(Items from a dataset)
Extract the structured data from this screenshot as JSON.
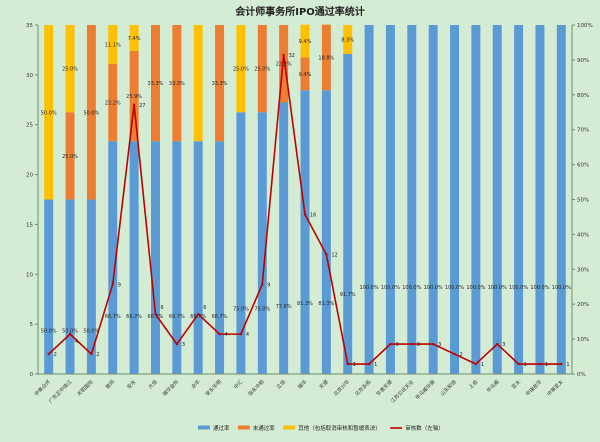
{
  "chart_data": {
    "type": "bar",
    "title": "会计师事务所IPO通过率统计",
    "xlabel": "",
    "ylabel_left": "",
    "ylabel_right": "",
    "y_left": {
      "min": 0,
      "max": 35,
      "step": 5,
      "ticks": [
        "0",
        "5",
        "10",
        "15",
        "20",
        "25",
        "30",
        "35"
      ]
    },
    "y_right": {
      "min": 0,
      "max": 1,
      "step": 0.1,
      "ticks": [
        "0%",
        "10%",
        "20%",
        "30%",
        "40%",
        "50%",
        "60%",
        "70%",
        "80%",
        "90%",
        "100%"
      ]
    },
    "grid": false,
    "legend_position": "bottom",
    "legend": [
      {
        "name": "通过率",
        "color": "#5b9bd5",
        "kind": "bar"
      },
      {
        "name": "未通过率",
        "color": "#ed7d31",
        "kind": "bar"
      },
      {
        "name": "其他（包括取消审核和暂缓表决）",
        "color": "#ffc000",
        "kind": "bar"
      },
      {
        "name": "审核数（左轴）",
        "color": "#c00000",
        "kind": "line"
      }
    ],
    "categories": [
      "中审众环",
      "广东正中珠江",
      "天职国际",
      "致同",
      "安永",
      "大信",
      "瑞华会所",
      "众华",
      "安永华明",
      "中汇",
      "信永中和",
      "立信",
      "瑞华",
      "天健",
      "北京兴华",
      "北京永拓",
      "华普天健",
      "江苏公证天业",
      "毕马威华振",
      "山东和信",
      "上会",
      "毕马威",
      "亚太",
      "中瑞岳华",
      "中审亚太"
    ],
    "series": [
      {
        "name": "通过率",
        "axis": "right",
        "values": [
          0.5,
          0.5,
          0.5,
          0.667,
          0.667,
          0.667,
          0.667,
          0.667,
          0.667,
          0.75,
          0.75,
          0.778,
          0.813,
          0.813,
          0.917,
          1,
          1,
          1,
          1,
          1,
          1,
          1,
          1,
          1,
          1
        ],
        "labels": [
          "50.0%",
          "50.0%",
          "50.0%",
          "66.7%",
          "66.7%",
          "66.7%",
          "66.7%",
          "66.7%",
          "66.7%",
          "75.0%",
          "75.0%",
          "77.8%",
          "81.3%",
          "81.3%",
          "91.7%",
          "100.0%",
          "100.0%",
          "100.0%",
          "100.0%",
          "100.0%",
          "100.0%",
          "100.0%",
          "100.0%",
          "100.0%",
          "100.0%"
        ]
      },
      {
        "name": "未通过率",
        "axis": "right",
        "values": [
          0,
          0.25,
          0.5,
          0.222,
          0.259,
          0.333,
          0.333,
          0,
          0.333,
          0,
          0.25,
          0.222,
          0.094,
          0.188,
          0,
          0,
          0,
          0,
          0,
          0,
          0,
          0,
          0,
          0,
          0
        ],
        "labels": [
          "",
          "25.0%",
          "50.0%",
          "22.2%",
          "25.9%",
          "33.3%",
          "33.3%",
          "",
          "33.3%",
          "",
          "25.0%",
          "22.2%",
          "9.4%",
          "18.8%",
          "",
          "",
          "",
          "",
          "",
          "",
          "",
          "",
          "",
          "",
          ""
        ]
      },
      {
        "name": "其他（包括取消审核和暂缓表决）",
        "axis": "right",
        "values": [
          0.5,
          0.25,
          0,
          0.111,
          0.074,
          0,
          0,
          0.333,
          0,
          0.25,
          0,
          0,
          0.094,
          0,
          0.083,
          0,
          0,
          0,
          0,
          0,
          0,
          0,
          0,
          0,
          0
        ],
        "labels": [
          "50.0%",
          "25.0%",
          "",
          "11.1%",
          "7.4%",
          "",
          "",
          "",
          "",
          "25.0%",
          "",
          "",
          "9.4%",
          "",
          "8.3%",
          "",
          "",
          "",
          "",
          "",
          "",
          "",
          "",
          "",
          ""
        ]
      },
      {
        "name": "审核数（左轴）",
        "axis": "left",
        "values": [
          2,
          4,
          2,
          9,
          27,
          6,
          3,
          6,
          4,
          4,
          9,
          32,
          16,
          12,
          1,
          1,
          3,
          3,
          3,
          2,
          1,
          3,
          1,
          1,
          1
        ],
        "labels": [
          "2",
          "4",
          "2",
          "9",
          "27",
          "6",
          "3",
          "6",
          "4",
          "4",
          "9",
          "32",
          "16",
          "12",
          "1",
          "1",
          "3",
          "3",
          "3",
          "2",
          "1",
          "3",
          "1",
          "1",
          "1"
        ]
      }
    ]
  }
}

# [Aim]
Make a verbatim copy of all the entries and strip out the pictures.

# [The reply]
Extract the structured data from this screenshot as JSON.
{
  "chart_data": {
    "type": "bar",
    "title": "会计师事务所IPO通过率统计",
    "xlabel": "",
    "ylabel_left": "",
    "ylabel_right": "",
    "y_left": {
      "min": 0,
      "max": 35,
      "step": 5,
      "ticks": [
        "0",
        "5",
        "10",
        "15",
        "20",
        "25",
        "30",
        "35"
      ]
    },
    "y_right": {
      "min": 0,
      "max": 1,
      "step": 0.1,
      "ticks": [
        "0%",
        "10%",
        "20%",
        "30%",
        "40%",
        "50%",
        "60%",
        "70%",
        "80%",
        "90%",
        "100%"
      ]
    },
    "grid": false,
    "legend_position": "bottom",
    "legend": [
      {
        "name": "通过率",
        "color": "#5b9bd5",
        "kind": "bar"
      },
      {
        "name": "未通过率",
        "color": "#ed7d31",
        "kind": "bar"
      },
      {
        "name": "其他（包括取消审核和暂缓表决）",
        "color": "#ffc000",
        "kind": "bar"
      },
      {
        "name": "审核数（左轴）",
        "color": "#c00000",
        "kind": "line"
      }
    ],
    "categories": [
      "中审众环",
      "广东正中珠江",
      "天职国际",
      "致同",
      "安永",
      "大信",
      "瑞华会所",
      "众华",
      "安永华明",
      "中汇",
      "信永中和",
      "立信",
      "瑞华",
      "天健",
      "北京兴华",
      "北京永拓",
      "华普天健",
      "江苏公证天业",
      "毕马威华振",
      "山东和信",
      "上会",
      "毕马威",
      "亚太",
      "中瑞岳华",
      "中审亚太"
    ],
    "series": [
      {
        "name": "通过率",
        "axis": "right",
        "values": [
          0.5,
          0.5,
          0.5,
          0.667,
          0.667,
          0.667,
          0.667,
          0.667,
          0.667,
          0.75,
          0.75,
          0.778,
          0.813,
          0.813,
          0.917,
          1,
          1,
          1,
          1,
          1,
          1,
          1,
          1,
          1,
          1
        ],
        "labels": [
          "50.0%",
          "50.0%",
          "50.0%",
          "66.7%",
          "66.7%",
          "66.7%",
          "66.7%",
          "66.7%",
          "66.7%",
          "75.0%",
          "75.0%",
          "77.8%",
          "81.3%",
          "81.3%",
          "91.7%",
          "100.0%",
          "100.0%",
          "100.0%",
          "100.0%",
          "100.0%",
          "100.0%",
          "100.0%",
          "100.0%",
          "100.0%",
          "100.0%"
        ]
      },
      {
        "name": "未通过率",
        "axis": "right",
        "values": [
          0,
          0.25,
          0.5,
          0.222,
          0.259,
          0.333,
          0.333,
          0,
          0.333,
          0,
          0.25,
          0.222,
          0.094,
          0.188,
          0,
          0,
          0,
          0,
          0,
          0,
          0,
          0,
          0,
          0,
          0
        ],
        "labels": [
          "",
          "25.0%",
          "50.0%",
          "22.2%",
          "25.9%",
          "33.3%",
          "33.3%",
          "",
          "33.3%",
          "",
          "25.0%",
          "22.2%",
          "9.4%",
          "18.8%",
          "",
          "",
          "",
          "",
          "",
          "",
          "",
          "",
          "",
          "",
          ""
        ]
      },
      {
        "name": "其他（包括取消审核和暂缓表决）",
        "axis": "right",
        "values": [
          0.5,
          0.25,
          0,
          0.111,
          0.074,
          0,
          0,
          0.333,
          0,
          0.25,
          0,
          0,
          0.094,
          0,
          0.083,
          0,
          0,
          0,
          0,
          0,
          0,
          0,
          0,
          0,
          0
        ],
        "labels": [
          "50.0%",
          "25.0%",
          "",
          "11.1%",
          "7.4%",
          "",
          "",
          "",
          "",
          "25.0%",
          "",
          "",
          "9.4%",
          "",
          "8.3%",
          "",
          "",
          "",
          "",
          "",
          "",
          "",
          "",
          "",
          ""
        ]
      },
      {
        "name": "审核数（左轴）",
        "axis": "left",
        "values": [
          2,
          4,
          2,
          9,
          27,
          6,
          3,
          6,
          4,
          4,
          9,
          32,
          16,
          12,
          1,
          1,
          3,
          3,
          3,
          2,
          1,
          3,
          1,
          1,
          1
        ],
        "labels": [
          "2",
          "4",
          "2",
          "9",
          "27",
          "6",
          "3",
          "6",
          "4",
          "4",
          "9",
          "32",
          "16",
          "12",
          "1",
          "1",
          "3",
          "3",
          "3",
          "2",
          "1",
          "3",
          "1",
          "1",
          "1"
        ]
      }
    ]
  }
}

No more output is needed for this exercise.